[start]

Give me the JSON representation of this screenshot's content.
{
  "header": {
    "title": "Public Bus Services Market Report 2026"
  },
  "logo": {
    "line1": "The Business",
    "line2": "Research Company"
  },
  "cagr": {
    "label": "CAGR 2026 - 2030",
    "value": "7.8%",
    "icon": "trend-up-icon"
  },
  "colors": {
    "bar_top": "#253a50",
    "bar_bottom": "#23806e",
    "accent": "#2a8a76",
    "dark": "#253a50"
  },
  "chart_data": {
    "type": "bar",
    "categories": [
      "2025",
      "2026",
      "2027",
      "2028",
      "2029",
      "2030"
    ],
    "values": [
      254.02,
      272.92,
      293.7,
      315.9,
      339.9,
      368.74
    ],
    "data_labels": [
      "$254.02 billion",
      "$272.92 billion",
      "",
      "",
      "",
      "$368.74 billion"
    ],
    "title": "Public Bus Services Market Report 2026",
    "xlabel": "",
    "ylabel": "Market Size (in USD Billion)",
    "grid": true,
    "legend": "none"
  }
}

[end]

Can you reproduce all the material exactly?

Give me the JSON representation of this screenshot's content.
{
  "header": {
    "title": "Public Bus Services Market Report 2026"
  },
  "logo": {
    "line1": "The Business",
    "line2": "Research Company"
  },
  "cagr": {
    "label": "CAGR 2026 - 2030",
    "value": "7.8%",
    "icon": "trend-up-icon"
  },
  "colors": {
    "bar_top": "#253a50",
    "bar_bottom": "#23806e",
    "accent": "#2a8a76",
    "dark": "#253a50"
  },
  "chart_data": {
    "type": "bar",
    "categories": [
      "2025",
      "2026",
      "2027",
      "2028",
      "2029",
      "2030"
    ],
    "values": [
      254.02,
      272.92,
      293.7,
      315.9,
      339.9,
      368.74
    ],
    "data_labels": [
      "$254.02 billion",
      "$272.92 billion",
      "",
      "",
      "",
      "$368.74 billion"
    ],
    "title": "Public Bus Services Market Report 2026",
    "xlabel": "",
    "ylabel": "Market Size (in USD Billion)",
    "grid": true,
    "legend": "none"
  }
}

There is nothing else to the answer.